■ **Problem to work on**: Can you output the material exactly as written, minus any pictures it holds?

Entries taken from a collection
★ ★ ★

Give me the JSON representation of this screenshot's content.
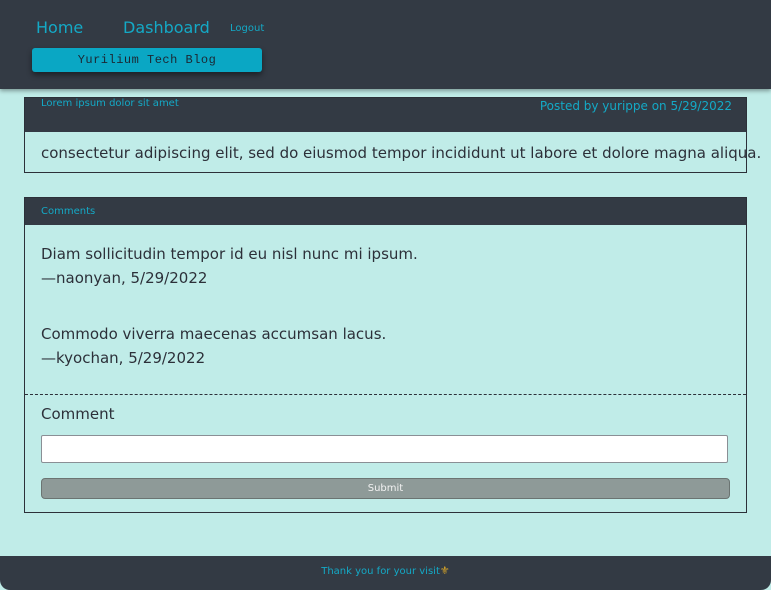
{
  "nav": {
    "home": "Home",
    "dashboard": "Dashboard",
    "logout": "Logout"
  },
  "brand": "Yurilium Tech Blog",
  "post": {
    "title": "Lorem ipsum dolor sit amet",
    "meta": "Posted by yurippe on 5/29/2022",
    "body": "consectetur adipiscing elit, sed do eiusmod tempor incididunt ut labore et dolore magna aliqua."
  },
  "comments": {
    "title": "Comments",
    "items": [
      {
        "text": "Diam sollicitudin tempor id eu nisl nunc mi ipsum.",
        "byline": "—naonyan, 5/29/2022"
      },
      {
        "text": "Commodo viverra maecenas accumsan lacus.",
        "byline": "—kyochan, 5/29/2022"
      }
    ],
    "form": {
      "label": "Comment",
      "input_value": "",
      "submit_label": "Submit"
    }
  },
  "footer": {
    "text": "Thank you for your visit",
    "icon": "fleur-de-lis-icon",
    "icon_glyph": "⚜"
  },
  "colors": {
    "background": "#c0ece8",
    "header": "#333a44",
    "accent": "#14a9c6",
    "brand": "#0aa7c4",
    "submit": "#8e9a98"
  }
}
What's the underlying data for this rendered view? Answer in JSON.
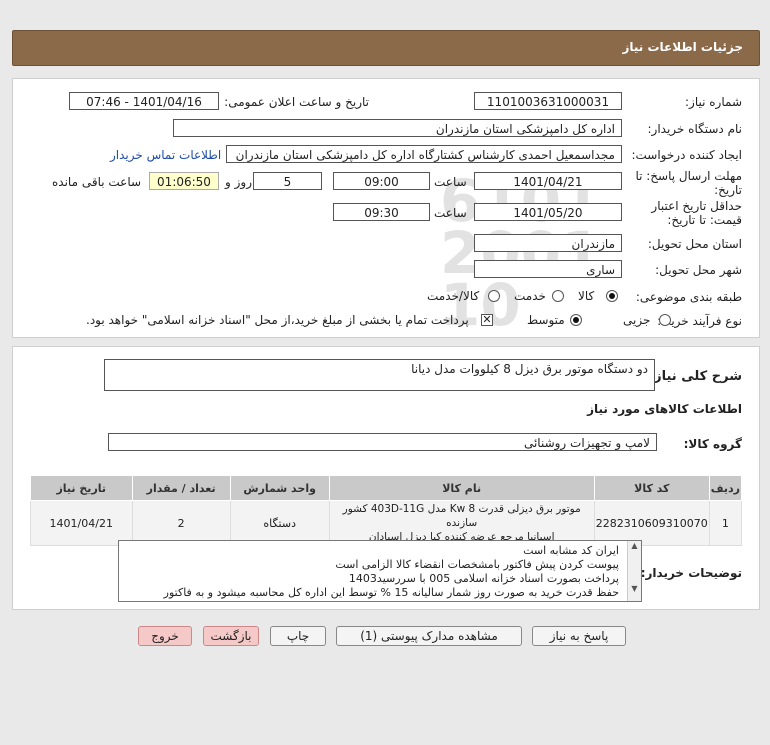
{
  "header": {
    "title": "جزئیات اطلاعات نیاز"
  },
  "form": {
    "need_number_label": "شماره نیاز:",
    "need_number": "1101003631000031",
    "announce_label": "تاریخ و ساعت اعلان عمومی:",
    "announce_value": "1401/04/16 - 07:46",
    "buyer_label": "نام دستگاه خریدار:",
    "buyer_value": "اداره کل دامپزشکی استان مازندران",
    "creator_label": "ایجاد کننده درخواست:",
    "creator_value": "مجداسمعیل احمدی کارشناس کشتارگاه اداره کل دامپزشکی استان مازندران",
    "contact_link": "اطلاعات تماس خریدار",
    "deadline_label_1": "مهلت ارسال پاسخ: تا",
    "deadline_label_2": "تاریخ:",
    "deadline_date": "1401/04/21",
    "time_label": "ساعت",
    "deadline_time": "09:00",
    "days_value": "5",
    "days_label": "روز و",
    "timer_value": "01:06:50",
    "remaining_label": "ساعت باقی مانده",
    "validity_label_1": "حداقل تاریخ اعتبار",
    "validity_label_2": "قیمت: تا تاریخ:",
    "validity_date": "1401/05/20",
    "validity_time": "09:30",
    "province_label": "استان محل تحویل:",
    "province_value": "مازندران",
    "city_label": "شهر محل تحویل:",
    "city_value": "ساری",
    "category_label": "طبقه بندی موضوعی:",
    "category_options": [
      "کالا",
      "خدمت",
      "کالا/خدمت"
    ],
    "process_label": "نوع فرآیند خرید :",
    "process_options": [
      "جزیی",
      "متوسط"
    ],
    "payment_note": "پرداخت تمام یا بخشی از مبلغ خرید،از محل \"اسناد خزانه اسلامی\" خواهد بود."
  },
  "summary": {
    "label": "شرح کلی نیاز:",
    "value": "دو دستگاه موتور برق دیزل 8  کیلووات مدل دیانا"
  },
  "goods_section_title": "اطلاعات کالاهای مورد نیاز",
  "goods_group": {
    "label": "گروه کالا:",
    "value": "لامپ و تجهیزات روشنائی"
  },
  "table": {
    "headers": [
      "ردیف",
      "کد کالا",
      "نام کالا",
      "واحد شمارش",
      "تعداد / مقدار",
      "تاریخ نیاز"
    ],
    "rows": [
      {
        "index": "1",
        "code": "2282310609310070",
        "name_line1": "موتور برق دیزلی قدرت Kw 8 مدل 403D-11G کشور سازنده",
        "name_line2": "اسپانیا مرجع عرضه کننده کیا دیزل اسپادان",
        "unit": "دستگاه",
        "qty": "2",
        "date": "1401/04/21"
      }
    ]
  },
  "buyer_notes": {
    "label": "توضیحات خریدار:",
    "lines": [
      "ایران کد مشابه است",
      "پیوست کردن پیش فاکتور بامشخصات انقضاء کالا الزامی است",
      "پرداخت بصورت اسناد خزانه اسلامی 005 با سررسید1403",
      "حفظ قدرت خرید به صورت روز شمار سالیانه 15 % توسط این اداره کل محاسبه میشود و به فاکتور"
    ]
  },
  "buttons": {
    "reply": "پاسخ به نیاز",
    "attachments": "مشاهده مدارک پیوستی (1)",
    "print": "چاپ",
    "back": "بازگشت",
    "exit": "خروج"
  },
  "watermark": {
    "brand": "ParsNamadData"
  }
}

★ ★ ★

■ **The solution**:
Give me the JSON representation of this screenshot's content.
{
  "nav": {
    "home": "Home",
    "dashboard": "Dashboard",
    "logout": "Logout"
  },
  "brand": "Yurilium Tech Blog",
  "post": {
    "title": "Lorem ipsum dolor sit amet",
    "meta": "Posted by yurippe on 5/29/2022",
    "body": "consectetur adipiscing elit, sed do eiusmod tempor incididunt ut labore et dolore magna aliqua."
  },
  "comments": {
    "title": "Comments",
    "items": [
      {
        "text": "Diam sollicitudin tempor id eu nisl nunc mi ipsum.",
        "byline": "—naonyan, 5/29/2022"
      },
      {
        "text": "Commodo viverra maecenas accumsan lacus.",
        "byline": "—kyochan, 5/29/2022"
      }
    ],
    "form": {
      "label": "Comment",
      "input_value": "",
      "submit_label": "Submit"
    }
  },
  "footer": {
    "text": "Thank you for your visit",
    "icon": "fleur-de-lis-icon",
    "icon_glyph": "⚜"
  },
  "colors": {
    "background": "#c0ece8",
    "header": "#333a44",
    "accent": "#14a9c6",
    "brand": "#0aa7c4",
    "submit": "#8e9a98"
  }
}
What's the underlying data for this rendered view? Answer in JSON.
{
  "header": {
    "title": "جزئیات اطلاعات نیاز"
  },
  "form": {
    "need_number_label": "شماره نیاز:",
    "need_number": "1101003631000031",
    "announce_label": "تاریخ و ساعت اعلان عمومی:",
    "announce_value": "1401/04/16 - 07:46",
    "buyer_label": "نام دستگاه خریدار:",
    "buyer_value": "اداره کل دامپزشکی استان مازندران",
    "creator_label": "ایجاد کننده درخواست:",
    "creator_value": "مجداسمعیل احمدی کارشناس کشتارگاه اداره کل دامپزشکی استان مازندران",
    "contact_link": "اطلاعات تماس خریدار",
    "deadline_label_1": "مهلت ارسال پاسخ: تا",
    "deadline_label_2": "تاریخ:",
    "deadline_date": "1401/04/21",
    "time_label": "ساعت",
    "deadline_time": "09:00",
    "days_value": "5",
    "days_label": "روز و",
    "timer_value": "01:06:50",
    "remaining_label": "ساعت باقی مانده",
    "validity_label_1": "حداقل تاریخ اعتبار",
    "validity_label_2": "قیمت: تا تاریخ:",
    "validity_date": "1401/05/20",
    "validity_time": "09:30",
    "province_label": "استان محل تحویل:",
    "province_value": "مازندران",
    "city_label": "شهر محل تحویل:",
    "city_value": "ساری",
    "category_label": "طبقه بندی موضوعی:",
    "category_options": [
      "کالا",
      "خدمت",
      "کالا/خدمت"
    ],
    "process_label": "نوع فرآیند خرید :",
    "process_options": [
      "جزیی",
      "متوسط"
    ],
    "payment_note": "پرداخت تمام یا بخشی از مبلغ خرید،از محل \"اسناد خزانه اسلامی\" خواهد بود."
  },
  "summary": {
    "label": "شرح کلی نیاز:",
    "value": "دو دستگاه موتور برق دیزل 8  کیلووات مدل دیانا"
  },
  "goods_section_title": "اطلاعات کالاهای مورد نیاز",
  "goods_group": {
    "label": "گروه کالا:",
    "value": "لامپ و تجهیزات روشنائی"
  },
  "table": {
    "headers": [
      "ردیف",
      "کد کالا",
      "نام کالا",
      "واحد شمارش",
      "تعداد / مقدار",
      "تاریخ نیاز"
    ],
    "rows": [
      {
        "index": "1",
        "code": "2282310609310070",
        "name_line1": "موتور برق دیزلی قدرت Kw 8 مدل 403D-11G کشور سازنده",
        "name_line2": "اسپانیا مرجع عرضه کننده کیا دیزل اسپادان",
        "unit": "دستگاه",
        "qty": "2",
        "date": "1401/04/21"
      }
    ]
  },
  "buyer_notes": {
    "label": "توضیحات خریدار:",
    "lines": [
      "ایران کد مشابه است",
      "پیوست کردن پیش فاکتور بامشخصات انقضاء کالا الزامی است",
      "پرداخت بصورت اسناد خزانه اسلامی 005 با سررسید1403",
      "حفظ قدرت خرید به صورت روز شمار سالیانه 15 % توسط این اداره کل محاسبه میشود و به فاکتور"
    ]
  },
  "buttons": {
    "reply": "پاسخ به نیاز",
    "attachments": "مشاهده مدارک پیوستی (1)",
    "print": "چاپ",
    "back": "بازگشت",
    "exit": "خروج"
  },
  "watermark": {
    "brand": "ParsNamadData"
  }
}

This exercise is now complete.